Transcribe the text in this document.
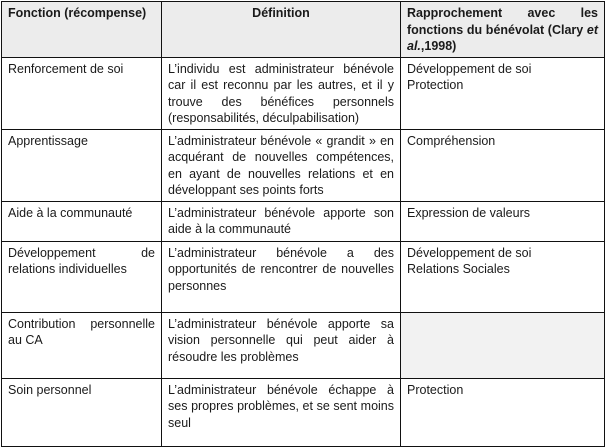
Fonction (récompense)	Définition	Rapprochement avec les fonctions du bénévolat (Clary et al.,1998)
Renforcement de soi	L’individu est administrateur bénévole car il est reconnu par les autres, et il y trouve des bénéfices personnels (responsabilités, déculpabilisation)	Développement de soi
Protection

Apprentissage	L’administrateur bénévole « grandit » en acquérant de nouvelles compétences, en ayant de nouvelles relations et en développant ses points forts	Compréhension

Aide à la communauté	L’administrateur bénévole apporte son aide à la communauté	Expression de valeurs

Développement de relations individuelles	L’administrateur bénévole a des opportunités de rencontrer de nouvelles personnes	Développement de soi
Relations Sociales

Contribution personnelle au CA	L’administrateur bénévole apporte sa vision personnelle qui peut aider à résoudre les problèmes	
Soin personnel	L’administrateur bénévole échappe à ses propres problèmes, et se sent moins seul	Protection
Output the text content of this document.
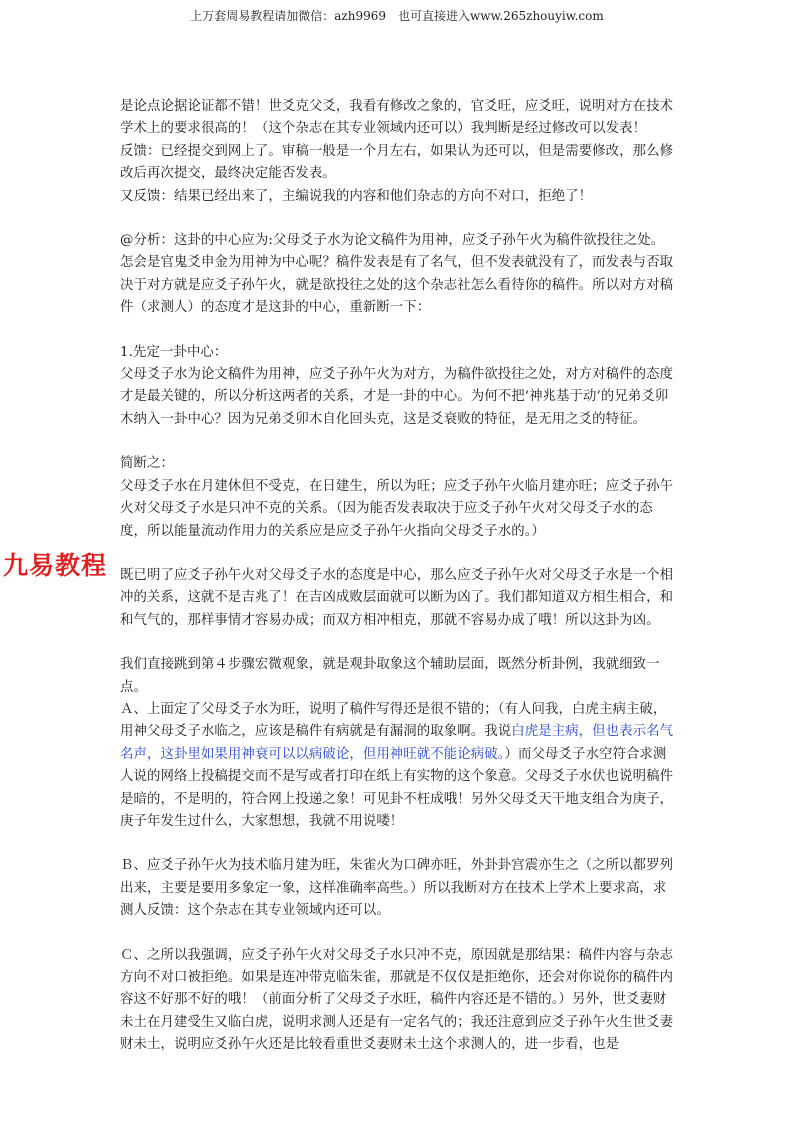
上万套周易教程请加微信：azh9969　也可直接进入www.265zhouyiw.com
九易教程

是论点论据论证都不错！世爻克父爻，我看有修改之象的，官爻旺，应爻旺，说明对方在技术学术上的要求很高的！（这个杂志在其专业领域内还可以）我判断是经过修改可以发表！

反馈：已经提交到网上了。审稿一般是一个月左右，如果认为还可以，但是需要修改，那么修改后再次提交，最终决定能否发表。

又反馈：结果已经出来了，主编说我的内容和他们杂志的方向不对口，拒绝了！

@分析：这卦的中心应为:父母爻子水为论文稿件为用神，应爻子孙午火为稿件欲投往之处。怎会是官鬼爻申金为用神为中心呢？稿件发表是有了名气，但不发表就没有了，而发表与否取决于对方就是应爻子孙午火，就是欲投往之处的这个杂志社怎么看待你的稿件。所以对方对稿件（求测人）的态度才是这卦的中心，重新断一下：

1.先定一卦中心：

父母爻子水为论文稿件为用神，应爻子孙午火为对方，为稿件欲投往之处，对方对稿件的态度才是最关键的，所以分析这两者的关系，才是一卦的中心。为何不把‘神兆基于动’的兄弟爻卯木纳入一卦中心？因为兄弟爻卯木自化回头克，这是爻衰败的特征，是无用之爻的特征。

简断之：

父母爻子水在月建休但不受克，在日建生，所以为旺；应爻子孙午火临月建亦旺；应爻子孙午火对父母爻子水是只冲不克的关系。（因为能否发表取决于应爻子孙午火对父母爻子水的态度，所以能量流动作用力的关系应是应爻子孙午火指向父母爻子水的。）

既已明了应爻子孙午火对父母爻子水的态度是中心，那么应爻子孙午火对父母爻子水是一个相冲的关系，这就不是吉兆了！在吉凶成败层面就可以断为凶了。我们都知道双方相生相合，和和气气的，那样事情才容易办成；而双方相冲相克，那就不容易办成了哦！所以这卦为凶。

我们直接跳到第４步骤宏微观象，就是观卦取象这个辅助层面，既然分析卦例，我就细致一点。

Ａ、上面定了父母爻子水为旺，说明了稿件写得还是很不错的；（有人问我，白虎主病主破，用神父母爻子水临之，应该是稿件有病就是有漏洞的取象啊。我说白虎是主病，但也表示名气名声，这卦里如果用神衰可以以病破论，但用神旺就不能论病破。）而父母爻子水空符合求测人说的网络上投稿提交而不是写或者打印在纸上有实物的这个象意。父母爻子水伏也说明稿件是暗的，不是明的，符合网上投递之象！可见卦不枉成哦！另外父母爻天干地支组合为庚子，庚子年发生过什么，大家想想，我就不用说喽！

Ｂ、应爻子孙午火为技术临月建为旺，朱雀火为口碑亦旺，外卦卦宫震亦生之（之所以都罗列出来，主要是要用多象定一象，这样准确率高些。）所以我断对方在技术上学术上要求高，求测人反馈：这个杂志在其专业领域内还可以。

Ｃ、之所以我强调，应爻子孙午火对父母爻子水只冲不克，原因就是那结果：稿件内容与杂志方向不对口被拒绝。如果是连冲带克临朱雀，那就是不仅仅是拒绝你，还会对你说你的稿件内容这不好那不好的哦！（前面分析了父母爻子水旺，稿件内容还是不错的。）另外，世爻妻财未土在月建受生又临白虎，说明求测人还是有一定名气的；我还注意到应爻子孙午火生世爻妻财未土，说明应爻孙午火还是比较看重世爻妻财未土这个求测人的，进一步看，也是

What you are asked to do => From the listing above, print every entry precisely and drop the pictures.

The result =>
Transcribe the text in this document.
Fonction (récompense)	Définition	Rapprochement avec les fonctions du bénévolat (Clary et al.,1998)
Renforcement de soi	L’individu est administrateur bénévole car il est reconnu par les autres, et il y trouve des bénéfices personnels (responsabilités, déculpabilisation)	Développement de soi
Protection

Apprentissage	L’administrateur bénévole « grandit » en acquérant de nouvelles compétences, en ayant de nouvelles relations et en développant ses points forts	Compréhension

Aide à la communauté	L’administrateur bénévole apporte son aide à la communauté	Expression de valeurs

Développement de relations individuelles	L’administrateur bénévole a des opportunités de rencontrer de nouvelles personnes	Développement de soi
Relations Sociales

Contribution personnelle au CA	L’administrateur bénévole apporte sa vision personnelle qui peut aider à résoudre les problèmes	
Soin personnel	L’administrateur bénévole échappe à ses propres problèmes, et se sent moins seul	Protection
Output the text content of this document.
上万套周易教程请加微信：azh9969　也可直接进入www.265zhouyiw.com
九易教程

是论点论据论证都不错！世爻克父爻，我看有修改之象的，官爻旺，应爻旺，说明对方在技术学术上的要求很高的！（这个杂志在其专业领域内还可以）我判断是经过修改可以发表！

反馈：已经提交到网上了。审稿一般是一个月左右，如果认为还可以，但是需要修改，那么修改后再次提交，最终决定能否发表。

又反馈：结果已经出来了，主编说我的内容和他们杂志的方向不对口，拒绝了！

@分析：这卦的中心应为:父母爻子水为论文稿件为用神，应爻子孙午火为稿件欲投往之处。怎会是官鬼爻申金为用神为中心呢？稿件发表是有了名气，但不发表就没有了，而发表与否取决于对方就是应爻子孙午火，就是欲投往之处的这个杂志社怎么看待你的稿件。所以对方对稿件（求测人）的态度才是这卦的中心，重新断一下：

1.先定一卦中心：

父母爻子水为论文稿件为用神，应爻子孙午火为对方，为稿件欲投往之处，对方对稿件的态度才是最关键的，所以分析这两者的关系，才是一卦的中心。为何不把‘神兆基于动’的兄弟爻卯木纳入一卦中心？因为兄弟爻卯木自化回头克，这是爻衰败的特征，是无用之爻的特征。

简断之：

父母爻子水在月建休但不受克，在日建生，所以为旺；应爻子孙午火临月建亦旺；应爻子孙午火对父母爻子水是只冲不克的关系。（因为能否发表取决于应爻子孙午火对父母爻子水的态度，所以能量流动作用力的关系应是应爻子孙午火指向父母爻子水的。）

既已明了应爻子孙午火对父母爻子水的态度是中心，那么应爻子孙午火对父母爻子水是一个相冲的关系，这就不是吉兆了！在吉凶成败层面就可以断为凶了。我们都知道双方相生相合，和和气气的，那样事情才容易办成；而双方相冲相克，那就不容易办成了哦！所以这卦为凶。

我们直接跳到第４步骤宏微观象，就是观卦取象这个辅助层面，既然分析卦例，我就细致一点。

Ａ、上面定了父母爻子水为旺，说明了稿件写得还是很不错的；（有人问我，白虎主病主破，用神父母爻子水临之，应该是稿件有病就是有漏洞的取象啊。我说白虎是主病，但也表示名气名声，这卦里如果用神衰可以以病破论，但用神旺就不能论病破。）而父母爻子水空符合求测人说的网络上投稿提交而不是写或者打印在纸上有实物的这个象意。父母爻子水伏也说明稿件是暗的，不是明的，符合网上投递之象！可见卦不枉成哦！另外父母爻天干地支组合为庚子，庚子年发生过什么，大家想想，我就不用说喽！

Ｂ、应爻子孙午火为技术临月建为旺，朱雀火为口碑亦旺，外卦卦宫震亦生之（之所以都罗列出来，主要是要用多象定一象，这样准确率高些。）所以我断对方在技术上学术上要求高，求测人反馈：这个杂志在其专业领域内还可以。

Ｃ、之所以我强调，应爻子孙午火对父母爻子水只冲不克，原因就是那结果：稿件内容与杂志方向不对口被拒绝。如果是连冲带克临朱雀，那就是不仅仅是拒绝你，还会对你说你的稿件内容这不好那不好的哦！（前面分析了父母爻子水旺，稿件内容还是不错的。）另外，世爻妻财未土在月建受生又临白虎，说明求测人还是有一定名气的；我还注意到应爻子孙午火生世爻妻财未土，说明应爻孙午火还是比较看重世爻妻财未土这个求测人的，进一步看，也是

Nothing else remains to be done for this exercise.